Entries |
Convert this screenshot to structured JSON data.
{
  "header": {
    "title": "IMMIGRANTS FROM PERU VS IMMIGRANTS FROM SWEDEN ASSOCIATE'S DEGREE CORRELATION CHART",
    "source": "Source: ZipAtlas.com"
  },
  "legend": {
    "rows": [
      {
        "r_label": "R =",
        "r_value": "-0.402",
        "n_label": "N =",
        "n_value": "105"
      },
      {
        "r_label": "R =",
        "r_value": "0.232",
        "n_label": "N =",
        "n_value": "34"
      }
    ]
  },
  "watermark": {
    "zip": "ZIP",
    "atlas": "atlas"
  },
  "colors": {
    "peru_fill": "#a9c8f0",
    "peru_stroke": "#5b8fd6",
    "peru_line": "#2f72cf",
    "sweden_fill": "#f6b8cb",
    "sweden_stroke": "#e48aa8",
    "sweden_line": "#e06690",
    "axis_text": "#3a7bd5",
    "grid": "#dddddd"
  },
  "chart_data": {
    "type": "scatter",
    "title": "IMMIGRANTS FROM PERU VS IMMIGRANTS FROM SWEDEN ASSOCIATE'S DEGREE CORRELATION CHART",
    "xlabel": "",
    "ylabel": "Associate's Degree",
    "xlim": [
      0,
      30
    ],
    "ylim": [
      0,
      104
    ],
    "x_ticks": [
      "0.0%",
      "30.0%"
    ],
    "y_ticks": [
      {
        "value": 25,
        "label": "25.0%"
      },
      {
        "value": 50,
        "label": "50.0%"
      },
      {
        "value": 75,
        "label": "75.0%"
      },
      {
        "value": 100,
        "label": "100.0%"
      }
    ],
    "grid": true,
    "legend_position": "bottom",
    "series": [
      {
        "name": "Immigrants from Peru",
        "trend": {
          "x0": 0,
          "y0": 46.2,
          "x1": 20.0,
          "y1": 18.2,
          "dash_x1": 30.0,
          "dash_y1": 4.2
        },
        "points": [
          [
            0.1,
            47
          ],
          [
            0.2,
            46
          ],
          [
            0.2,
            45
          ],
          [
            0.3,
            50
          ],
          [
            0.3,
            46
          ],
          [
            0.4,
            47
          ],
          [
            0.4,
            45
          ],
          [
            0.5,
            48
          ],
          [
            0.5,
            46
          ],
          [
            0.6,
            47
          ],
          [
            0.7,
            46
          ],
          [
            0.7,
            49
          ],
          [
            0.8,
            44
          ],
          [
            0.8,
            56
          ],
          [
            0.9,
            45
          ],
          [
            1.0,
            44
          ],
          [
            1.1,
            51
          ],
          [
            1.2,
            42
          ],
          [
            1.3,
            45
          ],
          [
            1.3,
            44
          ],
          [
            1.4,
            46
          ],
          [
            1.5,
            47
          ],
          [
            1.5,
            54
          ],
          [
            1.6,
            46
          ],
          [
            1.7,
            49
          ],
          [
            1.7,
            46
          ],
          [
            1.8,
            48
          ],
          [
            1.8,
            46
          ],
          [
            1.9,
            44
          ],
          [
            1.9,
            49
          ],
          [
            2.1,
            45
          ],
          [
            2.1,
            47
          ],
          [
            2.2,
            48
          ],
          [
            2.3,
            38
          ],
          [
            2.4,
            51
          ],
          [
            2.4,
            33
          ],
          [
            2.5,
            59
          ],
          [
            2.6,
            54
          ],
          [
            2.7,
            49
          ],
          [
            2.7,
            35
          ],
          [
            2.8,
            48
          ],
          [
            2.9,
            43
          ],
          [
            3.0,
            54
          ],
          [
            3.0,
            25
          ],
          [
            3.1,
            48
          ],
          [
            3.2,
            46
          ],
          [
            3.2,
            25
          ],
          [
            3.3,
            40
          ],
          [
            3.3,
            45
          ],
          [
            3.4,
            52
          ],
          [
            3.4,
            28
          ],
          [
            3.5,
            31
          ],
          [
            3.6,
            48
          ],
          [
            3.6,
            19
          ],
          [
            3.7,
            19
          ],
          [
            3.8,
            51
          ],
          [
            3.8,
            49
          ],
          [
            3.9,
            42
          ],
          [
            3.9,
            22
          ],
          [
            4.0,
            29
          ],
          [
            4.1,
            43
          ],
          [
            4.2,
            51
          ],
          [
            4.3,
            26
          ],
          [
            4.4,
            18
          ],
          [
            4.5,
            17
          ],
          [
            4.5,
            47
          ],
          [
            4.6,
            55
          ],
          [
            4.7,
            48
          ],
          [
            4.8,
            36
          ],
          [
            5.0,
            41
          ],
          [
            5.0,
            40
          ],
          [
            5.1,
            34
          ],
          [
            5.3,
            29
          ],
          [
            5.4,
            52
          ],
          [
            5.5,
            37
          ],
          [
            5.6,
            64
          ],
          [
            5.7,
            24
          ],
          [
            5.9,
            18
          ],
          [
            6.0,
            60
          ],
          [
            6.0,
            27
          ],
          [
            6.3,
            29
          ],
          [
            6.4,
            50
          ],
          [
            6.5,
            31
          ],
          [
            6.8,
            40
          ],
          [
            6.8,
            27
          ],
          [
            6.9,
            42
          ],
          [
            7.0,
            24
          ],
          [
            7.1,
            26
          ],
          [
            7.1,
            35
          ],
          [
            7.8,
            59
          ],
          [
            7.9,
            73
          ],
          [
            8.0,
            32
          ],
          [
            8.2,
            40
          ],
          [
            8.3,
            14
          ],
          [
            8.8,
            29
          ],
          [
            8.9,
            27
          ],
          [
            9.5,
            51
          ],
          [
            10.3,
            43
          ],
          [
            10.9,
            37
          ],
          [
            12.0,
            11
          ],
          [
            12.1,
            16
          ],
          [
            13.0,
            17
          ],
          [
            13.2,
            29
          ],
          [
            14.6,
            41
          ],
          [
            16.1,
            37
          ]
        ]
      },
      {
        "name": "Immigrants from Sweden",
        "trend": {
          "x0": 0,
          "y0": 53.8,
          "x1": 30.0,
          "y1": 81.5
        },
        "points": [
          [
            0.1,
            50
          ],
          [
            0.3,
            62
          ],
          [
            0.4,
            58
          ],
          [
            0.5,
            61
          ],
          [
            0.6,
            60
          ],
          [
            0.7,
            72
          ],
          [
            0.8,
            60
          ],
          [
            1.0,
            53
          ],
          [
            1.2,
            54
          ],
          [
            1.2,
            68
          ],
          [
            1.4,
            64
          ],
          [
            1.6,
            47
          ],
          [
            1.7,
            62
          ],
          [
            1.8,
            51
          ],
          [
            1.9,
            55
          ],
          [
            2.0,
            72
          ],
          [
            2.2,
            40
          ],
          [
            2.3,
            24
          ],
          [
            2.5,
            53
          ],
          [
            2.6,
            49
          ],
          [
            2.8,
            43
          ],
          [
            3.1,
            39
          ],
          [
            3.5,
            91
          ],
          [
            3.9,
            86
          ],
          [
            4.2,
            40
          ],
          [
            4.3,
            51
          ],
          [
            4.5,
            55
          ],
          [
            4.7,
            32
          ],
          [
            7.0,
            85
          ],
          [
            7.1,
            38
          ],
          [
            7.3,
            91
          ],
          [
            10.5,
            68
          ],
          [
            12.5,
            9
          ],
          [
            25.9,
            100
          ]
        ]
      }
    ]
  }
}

Exercise | Using the data above, return each line exactly as written.

The result |
Convert this screenshot to structured JSON data.
{
  "header": {
    "title": "IMMIGRANTS FROM PERU VS IMMIGRANTS FROM SWEDEN ASSOCIATE'S DEGREE CORRELATION CHART",
    "source": "Source: ZipAtlas.com"
  },
  "legend": {
    "rows": [
      {
        "r_label": "R =",
        "r_value": "-0.402",
        "n_label": "N =",
        "n_value": "105"
      },
      {
        "r_label": "R =",
        "r_value": "0.232",
        "n_label": "N =",
        "n_value": "34"
      }
    ]
  },
  "watermark": {
    "zip": "ZIP",
    "atlas": "atlas"
  },
  "colors": {
    "peru_fill": "#a9c8f0",
    "peru_stroke": "#5b8fd6",
    "peru_line": "#2f72cf",
    "sweden_fill": "#f6b8cb",
    "sweden_stroke": "#e48aa8",
    "sweden_line": "#e06690",
    "axis_text": "#3a7bd5",
    "grid": "#dddddd"
  },
  "chart_data": {
    "type": "scatter",
    "title": "IMMIGRANTS FROM PERU VS IMMIGRANTS FROM SWEDEN ASSOCIATE'S DEGREE CORRELATION CHART",
    "xlabel": "",
    "ylabel": "Associate's Degree",
    "xlim": [
      0,
      30
    ],
    "ylim": [
      0,
      104
    ],
    "x_ticks": [
      "0.0%",
      "30.0%"
    ],
    "y_ticks": [
      {
        "value": 25,
        "label": "25.0%"
      },
      {
        "value": 50,
        "label": "50.0%"
      },
      {
        "value": 75,
        "label": "75.0%"
      },
      {
        "value": 100,
        "label": "100.0%"
      }
    ],
    "grid": true,
    "legend_position": "bottom",
    "series": [
      {
        "name": "Immigrants from Peru",
        "trend": {
          "x0": 0,
          "y0": 46.2,
          "x1": 20.0,
          "y1": 18.2,
          "dash_x1": 30.0,
          "dash_y1": 4.2
        },
        "points": [
          [
            0.1,
            47
          ],
          [
            0.2,
            46
          ],
          [
            0.2,
            45
          ],
          [
            0.3,
            50
          ],
          [
            0.3,
            46
          ],
          [
            0.4,
            47
          ],
          [
            0.4,
            45
          ],
          [
            0.5,
            48
          ],
          [
            0.5,
            46
          ],
          [
            0.6,
            47
          ],
          [
            0.7,
            46
          ],
          [
            0.7,
            49
          ],
          [
            0.8,
            44
          ],
          [
            0.8,
            56
          ],
          [
            0.9,
            45
          ],
          [
            1.0,
            44
          ],
          [
            1.1,
            51
          ],
          [
            1.2,
            42
          ],
          [
            1.3,
            45
          ],
          [
            1.3,
            44
          ],
          [
            1.4,
            46
          ],
          [
            1.5,
            47
          ],
          [
            1.5,
            54
          ],
          [
            1.6,
            46
          ],
          [
            1.7,
            49
          ],
          [
            1.7,
            46
          ],
          [
            1.8,
            48
          ],
          [
            1.8,
            46
          ],
          [
            1.9,
            44
          ],
          [
            1.9,
            49
          ],
          [
            2.1,
            45
          ],
          [
            2.1,
            47
          ],
          [
            2.2,
            48
          ],
          [
            2.3,
            38
          ],
          [
            2.4,
            51
          ],
          [
            2.4,
            33
          ],
          [
            2.5,
            59
          ],
          [
            2.6,
            54
          ],
          [
            2.7,
            49
          ],
          [
            2.7,
            35
          ],
          [
            2.8,
            48
          ],
          [
            2.9,
            43
          ],
          [
            3.0,
            54
          ],
          [
            3.0,
            25
          ],
          [
            3.1,
            48
          ],
          [
            3.2,
            46
          ],
          [
            3.2,
            25
          ],
          [
            3.3,
            40
          ],
          [
            3.3,
            45
          ],
          [
            3.4,
            52
          ],
          [
            3.4,
            28
          ],
          [
            3.5,
            31
          ],
          [
            3.6,
            48
          ],
          [
            3.6,
            19
          ],
          [
            3.7,
            19
          ],
          [
            3.8,
            51
          ],
          [
            3.8,
            49
          ],
          [
            3.9,
            42
          ],
          [
            3.9,
            22
          ],
          [
            4.0,
            29
          ],
          [
            4.1,
            43
          ],
          [
            4.2,
            51
          ],
          [
            4.3,
            26
          ],
          [
            4.4,
            18
          ],
          [
            4.5,
            17
          ],
          [
            4.5,
            47
          ],
          [
            4.6,
            55
          ],
          [
            4.7,
            48
          ],
          [
            4.8,
            36
          ],
          [
            5.0,
            41
          ],
          [
            5.0,
            40
          ],
          [
            5.1,
            34
          ],
          [
            5.3,
            29
          ],
          [
            5.4,
            52
          ],
          [
            5.5,
            37
          ],
          [
            5.6,
            64
          ],
          [
            5.7,
            24
          ],
          [
            5.9,
            18
          ],
          [
            6.0,
            60
          ],
          [
            6.0,
            27
          ],
          [
            6.3,
            29
          ],
          [
            6.4,
            50
          ],
          [
            6.5,
            31
          ],
          [
            6.8,
            40
          ],
          [
            6.8,
            27
          ],
          [
            6.9,
            42
          ],
          [
            7.0,
            24
          ],
          [
            7.1,
            26
          ],
          [
            7.1,
            35
          ],
          [
            7.8,
            59
          ],
          [
            7.9,
            73
          ],
          [
            8.0,
            32
          ],
          [
            8.2,
            40
          ],
          [
            8.3,
            14
          ],
          [
            8.8,
            29
          ],
          [
            8.9,
            27
          ],
          [
            9.5,
            51
          ],
          [
            10.3,
            43
          ],
          [
            10.9,
            37
          ],
          [
            12.0,
            11
          ],
          [
            12.1,
            16
          ],
          [
            13.0,
            17
          ],
          [
            13.2,
            29
          ],
          [
            14.6,
            41
          ],
          [
            16.1,
            37
          ]
        ]
      },
      {
        "name": "Immigrants from Sweden",
        "trend": {
          "x0": 0,
          "y0": 53.8,
          "x1": 30.0,
          "y1": 81.5
        },
        "points": [
          [
            0.1,
            50
          ],
          [
            0.3,
            62
          ],
          [
            0.4,
            58
          ],
          [
            0.5,
            61
          ],
          [
            0.6,
            60
          ],
          [
            0.7,
            72
          ],
          [
            0.8,
            60
          ],
          [
            1.0,
            53
          ],
          [
            1.2,
            54
          ],
          [
            1.2,
            68
          ],
          [
            1.4,
            64
          ],
          [
            1.6,
            47
          ],
          [
            1.7,
            62
          ],
          [
            1.8,
            51
          ],
          [
            1.9,
            55
          ],
          [
            2.0,
            72
          ],
          [
            2.2,
            40
          ],
          [
            2.3,
            24
          ],
          [
            2.5,
            53
          ],
          [
            2.6,
            49
          ],
          [
            2.8,
            43
          ],
          [
            3.1,
            39
          ],
          [
            3.5,
            91
          ],
          [
            3.9,
            86
          ],
          [
            4.2,
            40
          ],
          [
            4.3,
            51
          ],
          [
            4.5,
            55
          ],
          [
            4.7,
            32
          ],
          [
            7.0,
            85
          ],
          [
            7.1,
            38
          ],
          [
            7.3,
            91
          ],
          [
            10.5,
            68
          ],
          [
            12.5,
            9
          ],
          [
            25.9,
            100
          ]
        ]
      }
    ]
  }
}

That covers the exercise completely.